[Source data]
::::::

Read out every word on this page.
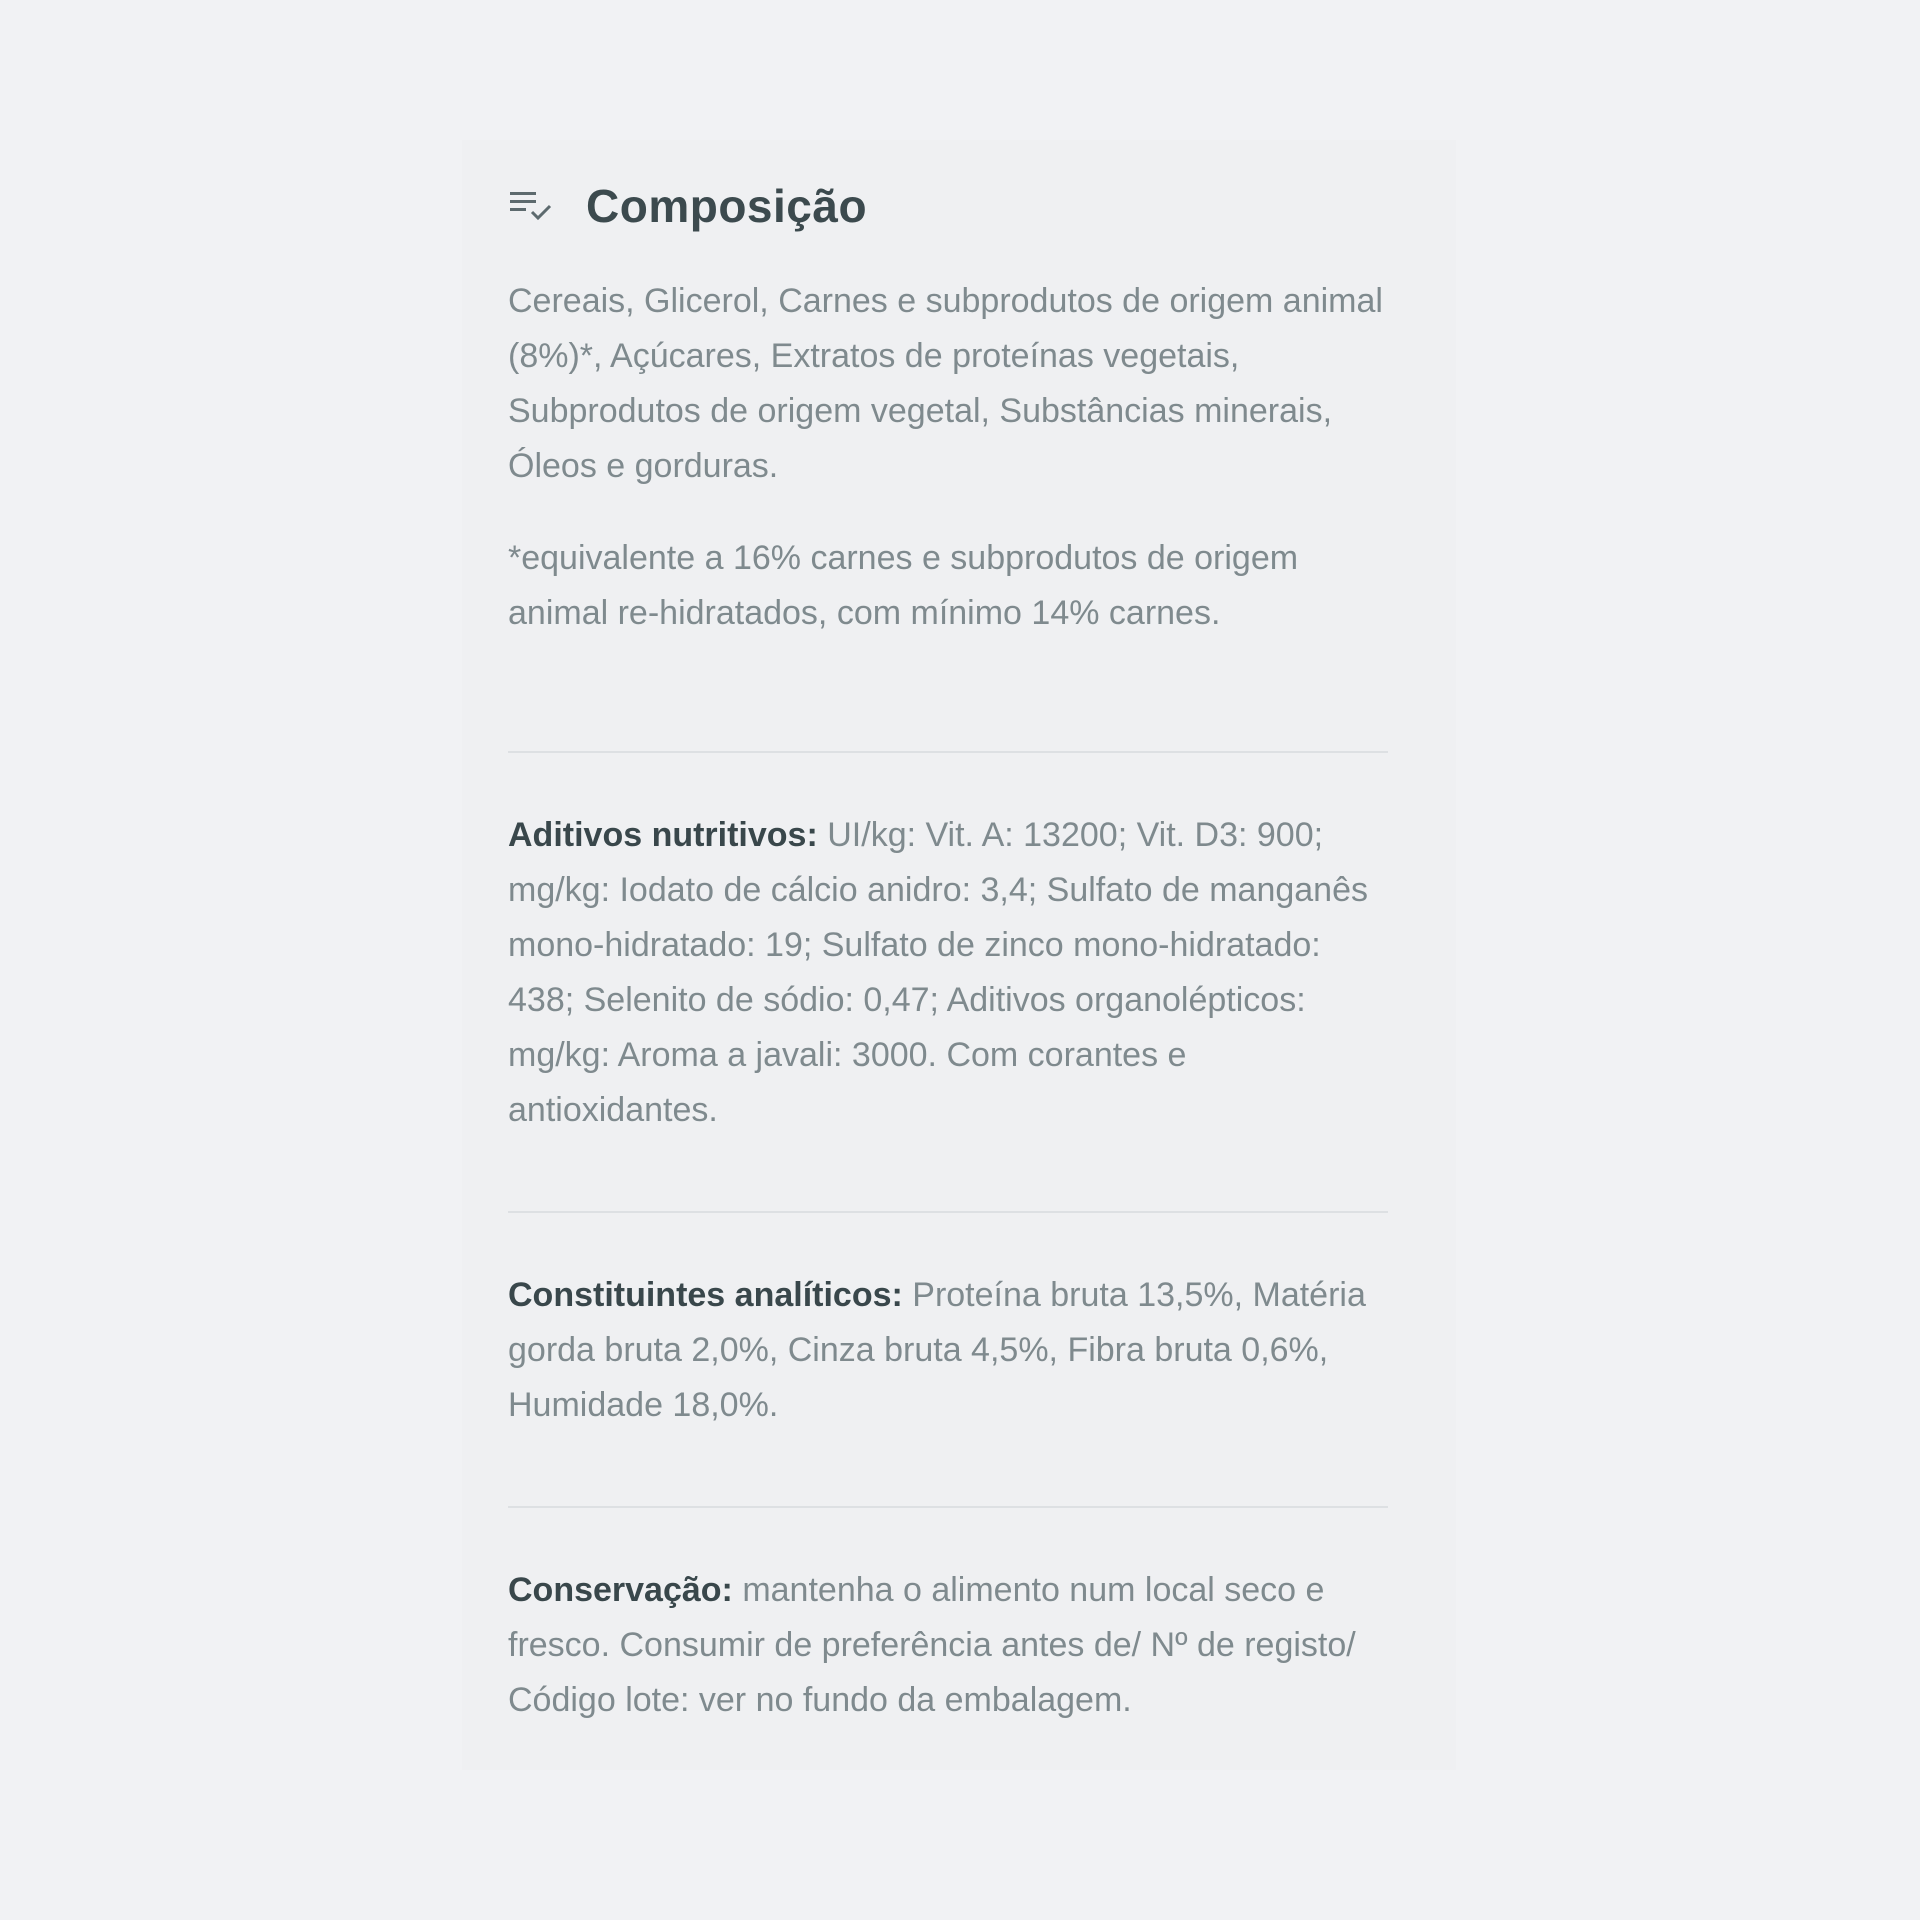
Composição

Cereais, Glicerol, Carnes e subprodutos de origem animal (8%)*, Açúcares, Extratos de proteínas vegetais, Subprodutos de origem vegetal, Substâncias minerais, Óleos e gorduras.

*equivalente a 16% carnes e subprodutos de origem animal re-hidratados, com mínimo 14% carnes.

Aditivos nutritivos: UI/kg: Vit. A: 13200; Vit. D3: 900; mg/kg: Iodato de cálcio anidro: 3,4; Sulfato de manganês mono-hidratado: 19; Sulfato de zinco mono-hidratado: 438; Selenito de sódio: 0,47; Aditivos organolépticos: mg/kg: Aroma a javali: 3000. Com corantes e antioxidantes.

Constituintes analíticos: Proteína bruta 13,5%, Matéria gorda bruta 2,0%, Cinza bruta 4,5%, Fibra bruta 0,6%, Humidade 18,0%.

Conservação: mantenha o alimento num local seco e fresco. Consumir de preferência antes de/ Nº de registo/ Código lote: ver no fundo da embalagem.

::::::

Problem>
Repeat verbatim all the material, but not the pictures.

The reply>
Read out every word on this page.
Composição

Cereais, Glicerol, Carnes e subprodutos de origem animal (8%)*, Açúcares, Extratos de proteínas vegetais, Subprodutos de origem vegetal, Substâncias minerais, Óleos e gorduras.

*equivalente a 16% carnes e subprodutos de origem animal re-hidratados, com mínimo 14% carnes.

Aditivos nutritivos: UI/kg: Vit. A: 13200; Vit. D3: 900; mg/kg: Iodato de cálcio anidro: 3,4; Sulfato de manganês mono-hidratado: 19; Sulfato de zinco mono-hidratado: 438; Selenito de sódio: 0,47; Aditivos organolépticos: mg/kg: Aroma a javali: 3000. Com corantes e antioxidantes.

Constituintes analíticos: Proteína bruta 13,5%, Matéria gorda bruta 2,0%, Cinza bruta 4,5%, Fibra bruta 0,6%, Humidade 18,0%.

Conservação: mantenha o alimento num local seco e fresco. Consumir de preferência antes de/ Nº de registo/ Código lote: ver no fundo da embalagem.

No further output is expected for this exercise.